[Opening EXERCISE INPUT section]

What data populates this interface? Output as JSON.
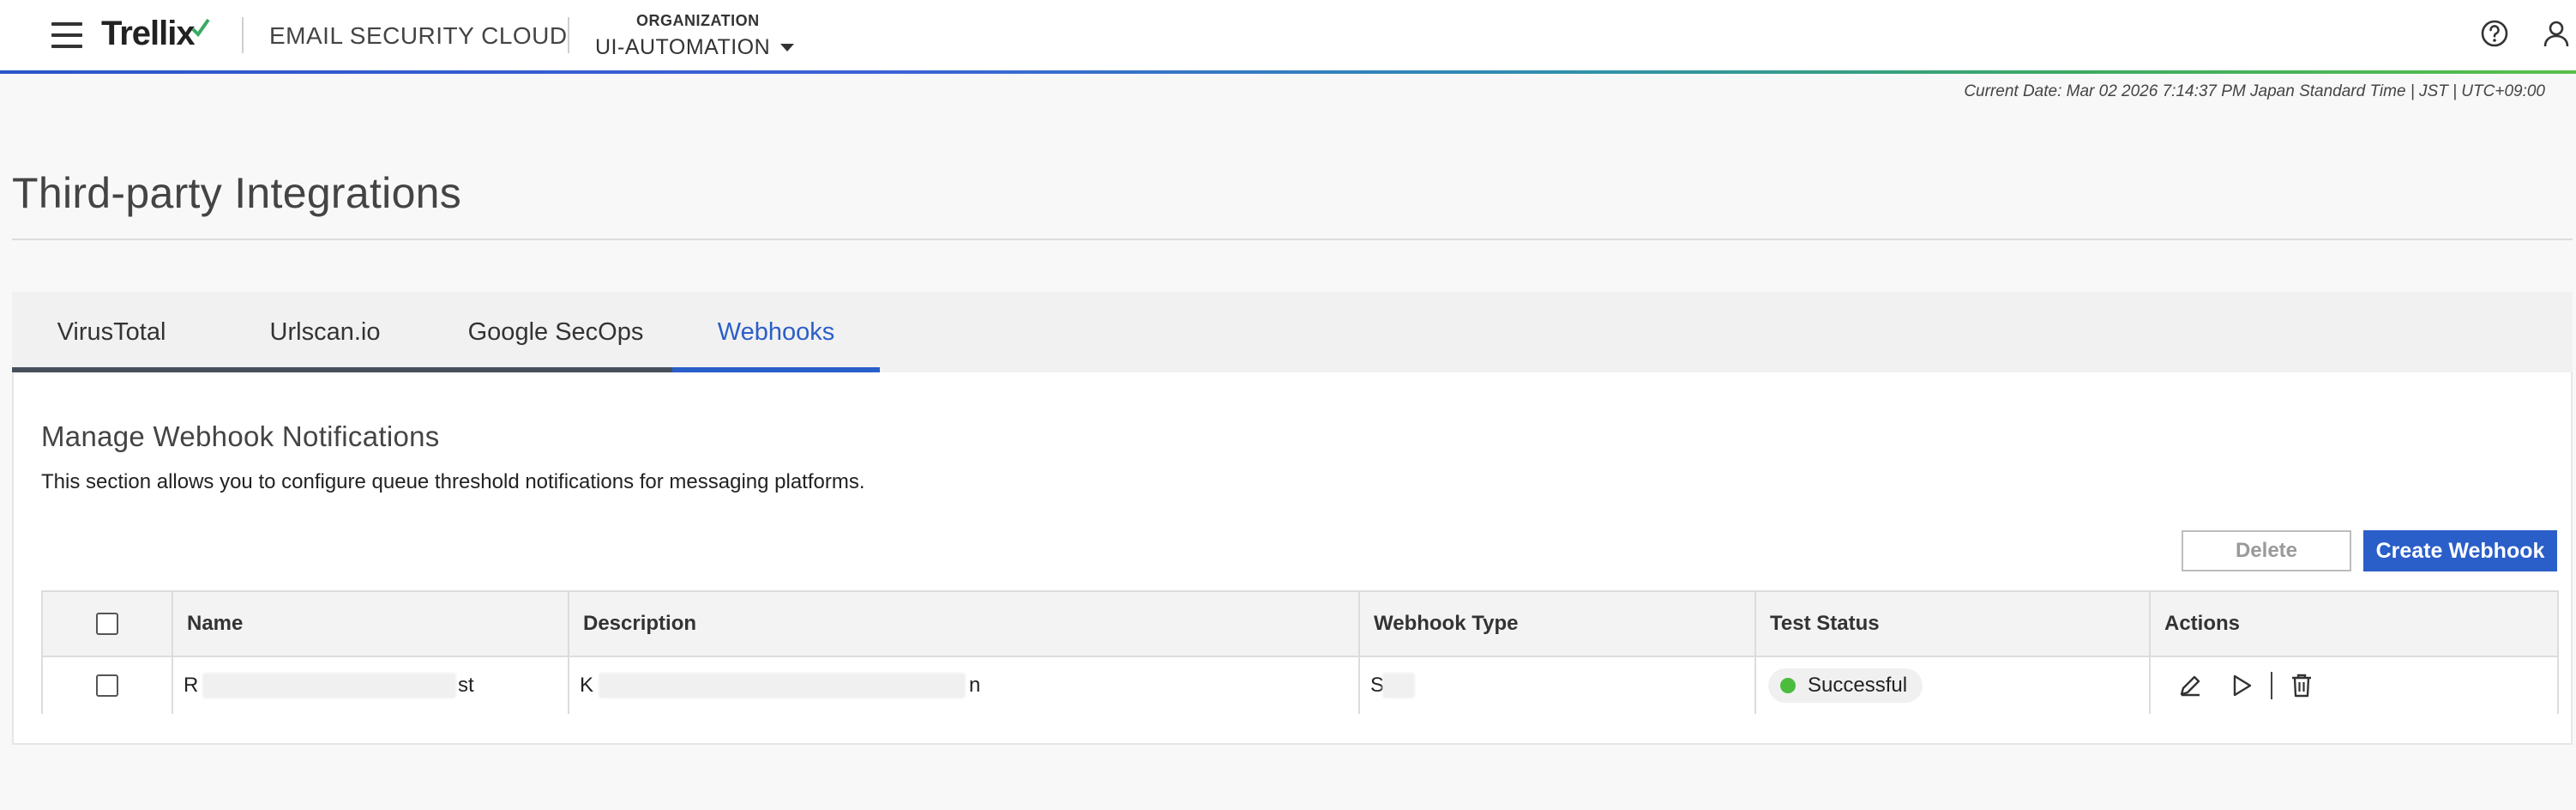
{
  "header": {
    "logo_text": "Trellix",
    "product_name": "EMAIL SECURITY CLOUD",
    "org_label": "ORGANIZATION",
    "org_value": "UI-AUTOMATION",
    "icons": [
      "menu-icon",
      "help-icon",
      "user-icon"
    ]
  },
  "current_date": "Current Date: Mar 02 2026 7:14:37 PM Japan Standard Time | JST | UTC+09:00",
  "page_title": "Third-party Integrations",
  "tabs": [
    {
      "label": "VirusTotal",
      "active": false
    },
    {
      "label": "Urlscan.io",
      "active": false
    },
    {
      "label": "Google SecOps",
      "active": false
    },
    {
      "label": "Webhooks",
      "active": true
    }
  ],
  "section": {
    "title": "Manage Webhook Notifications",
    "description": "This section allows you to configure queue threshold notifications for messaging platforms."
  },
  "buttons": {
    "delete": "Delete",
    "create": "Create Webhook"
  },
  "table": {
    "columns": [
      "Name",
      "Description",
      "Webhook Type",
      "Test Status",
      "Actions"
    ],
    "rows": [
      {
        "name": "R",
        "name_tail": "st",
        "description": "K",
        "description_tail": "n",
        "webhook_type": "S",
        "test_status": "Successful",
        "actions": [
          "edit-icon",
          "play-icon",
          "trash-icon"
        ]
      }
    ]
  },
  "colors": {
    "accent": "#2a5ec9",
    "success": "#4cbc3f"
  }
}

[Closing EXERCISE INPUT section]

◆ PROBLEM DESCRIPTION ◆
Could you print the whole listing again, exactly, leaving the pictures out?

◆ EXERCISE ANSWER ◆
What data populates this interface? Output as JSON.
{
  "header": {
    "logo_text": "Trellix",
    "product_name": "EMAIL SECURITY CLOUD",
    "org_label": "ORGANIZATION",
    "org_value": "UI-AUTOMATION",
    "icons": [
      "menu-icon",
      "help-icon",
      "user-icon"
    ]
  },
  "current_date": "Current Date: Mar 02 2026 7:14:37 PM Japan Standard Time | JST | UTC+09:00",
  "page_title": "Third-party Integrations",
  "tabs": [
    {
      "label": "VirusTotal",
      "active": false
    },
    {
      "label": "Urlscan.io",
      "active": false
    },
    {
      "label": "Google SecOps",
      "active": false
    },
    {
      "label": "Webhooks",
      "active": true
    }
  ],
  "section": {
    "title": "Manage Webhook Notifications",
    "description": "This section allows you to configure queue threshold notifications for messaging platforms."
  },
  "buttons": {
    "delete": "Delete",
    "create": "Create Webhook"
  },
  "table": {
    "columns": [
      "Name",
      "Description",
      "Webhook Type",
      "Test Status",
      "Actions"
    ],
    "rows": [
      {
        "name": "R",
        "name_tail": "st",
        "description": "K",
        "description_tail": "n",
        "webhook_type": "S",
        "test_status": "Successful",
        "actions": [
          "edit-icon",
          "play-icon",
          "trash-icon"
        ]
      }
    ]
  },
  "colors": {
    "accent": "#2a5ec9",
    "success": "#4cbc3f"
  }
}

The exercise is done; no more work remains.